-- Short exercise --
Write out the entries below once more, exactly, with the pictures left out.

-- Source material --

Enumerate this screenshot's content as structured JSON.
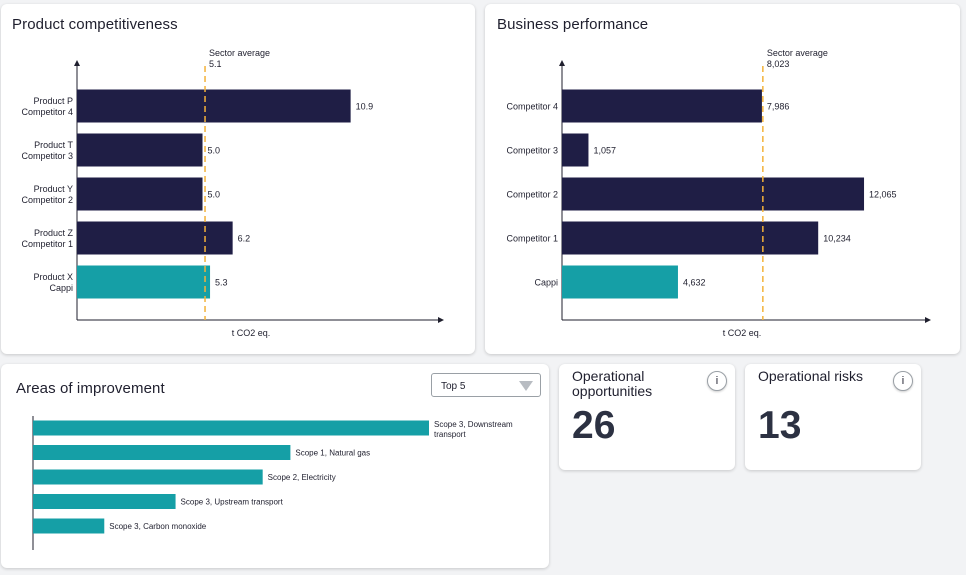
{
  "product_card": {
    "title": "Product competitiveness",
    "axis_label": "t CO2 eq.",
    "sector_label": "Sector average",
    "sector_value": "5.1"
  },
  "business_card": {
    "title": "Business performance",
    "axis_label": "t CO2 eq.",
    "sector_label": "Sector average",
    "sector_value": "8,023"
  },
  "improvement_card": {
    "title": "Areas of improvement",
    "dropdown_value": "Top 5"
  },
  "kpis": {
    "opportunities": {
      "label": "Operational opportunities",
      "value": "26",
      "info": "i"
    },
    "risks": {
      "label": "Operational risks",
      "value": "13",
      "info": "i"
    }
  },
  "colors": {
    "dark_bar": "#1f1e45",
    "teal_bar": "#159fa6",
    "sector_line": "#f3b23a"
  },
  "chart_data": [
    {
      "type": "bar",
      "orientation": "horizontal",
      "title": "Product competitiveness",
      "xlabel": "t CO2 eq.",
      "categories": [
        [
          "Product P",
          "Competitor 4"
        ],
        [
          "Product T",
          "Competitor 3"
        ],
        [
          "Product Y",
          "Competitor 2"
        ],
        [
          "Product Z",
          "Competitor 1"
        ],
        [
          "Product X",
          "Cappi"
        ]
      ],
      "values": [
        10.9,
        5.0,
        5.0,
        6.2,
        5.3
      ],
      "value_labels": [
        "10.9",
        "5.0",
        "5.0",
        "6.2",
        "5.3"
      ],
      "highlight_index": 4,
      "reference_line": {
        "label": "Sector average",
        "value": 5.1
      },
      "xlim": [
        0,
        14.5
      ]
    },
    {
      "type": "bar",
      "orientation": "horizontal",
      "title": "Business performance",
      "xlabel": "t CO2 eq.",
      "categories": [
        [
          "Competitor 4"
        ],
        [
          "Competitor 3"
        ],
        [
          "Competitor 2"
        ],
        [
          "Competitor 1"
        ],
        [
          "Cappi"
        ]
      ],
      "values": [
        7986,
        1057,
        12065,
        10234,
        4632
      ],
      "value_labels": [
        "7,986",
        "1,057",
        "12,065",
        "10,234",
        "4,632"
      ],
      "highlight_index": 4,
      "reference_line": {
        "label": "Sector average",
        "value": 8023
      },
      "xlim": [
        0,
        14700
      ]
    },
    {
      "type": "bar",
      "orientation": "horizontal",
      "title": "Areas of improvement",
      "categories": [
        [
          "Scope 3, Downstream",
          "transport"
        ],
        [
          "Scope 1, Natural gas"
        ],
        [
          "Scope 2, Electricity"
        ],
        [
          "Scope 3, Upstream transport"
        ],
        [
          "Scope 3, Carbon monoxide"
        ]
      ],
      "values": [
        100,
        65,
        58,
        36,
        18
      ],
      "xlim": [
        0,
        100
      ]
    }
  ]
}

-- Answer to this problem --
Enumerate this screenshot's content as structured JSON.
{
  "product_card": {
    "title": "Product competitiveness",
    "axis_label": "t CO2 eq.",
    "sector_label": "Sector average",
    "sector_value": "5.1"
  },
  "business_card": {
    "title": "Business performance",
    "axis_label": "t CO2 eq.",
    "sector_label": "Sector average",
    "sector_value": "8,023"
  },
  "improvement_card": {
    "title": "Areas of improvement",
    "dropdown_value": "Top 5"
  },
  "kpis": {
    "opportunities": {
      "label": "Operational opportunities",
      "value": "26",
      "info": "i"
    },
    "risks": {
      "label": "Operational risks",
      "value": "13",
      "info": "i"
    }
  },
  "colors": {
    "dark_bar": "#1f1e45",
    "teal_bar": "#159fa6",
    "sector_line": "#f3b23a"
  },
  "chart_data": [
    {
      "type": "bar",
      "orientation": "horizontal",
      "title": "Product competitiveness",
      "xlabel": "t CO2 eq.",
      "categories": [
        [
          "Product P",
          "Competitor 4"
        ],
        [
          "Product T",
          "Competitor 3"
        ],
        [
          "Product Y",
          "Competitor 2"
        ],
        [
          "Product Z",
          "Competitor 1"
        ],
        [
          "Product X",
          "Cappi"
        ]
      ],
      "values": [
        10.9,
        5.0,
        5.0,
        6.2,
        5.3
      ],
      "value_labels": [
        "10.9",
        "5.0",
        "5.0",
        "6.2",
        "5.3"
      ],
      "highlight_index": 4,
      "reference_line": {
        "label": "Sector average",
        "value": 5.1
      },
      "xlim": [
        0,
        14.5
      ]
    },
    {
      "type": "bar",
      "orientation": "horizontal",
      "title": "Business performance",
      "xlabel": "t CO2 eq.",
      "categories": [
        [
          "Competitor 4"
        ],
        [
          "Competitor 3"
        ],
        [
          "Competitor 2"
        ],
        [
          "Competitor 1"
        ],
        [
          "Cappi"
        ]
      ],
      "values": [
        7986,
        1057,
        12065,
        10234,
        4632
      ],
      "value_labels": [
        "7,986",
        "1,057",
        "12,065",
        "10,234",
        "4,632"
      ],
      "highlight_index": 4,
      "reference_line": {
        "label": "Sector average",
        "value": 8023
      },
      "xlim": [
        0,
        14700
      ]
    },
    {
      "type": "bar",
      "orientation": "horizontal",
      "title": "Areas of improvement",
      "categories": [
        [
          "Scope 3, Downstream",
          "transport"
        ],
        [
          "Scope 1, Natural gas"
        ],
        [
          "Scope 2, Electricity"
        ],
        [
          "Scope 3, Upstream transport"
        ],
        [
          "Scope 3, Carbon monoxide"
        ]
      ],
      "values": [
        100,
        65,
        58,
        36,
        18
      ],
      "xlim": [
        0,
        100
      ]
    }
  ]
}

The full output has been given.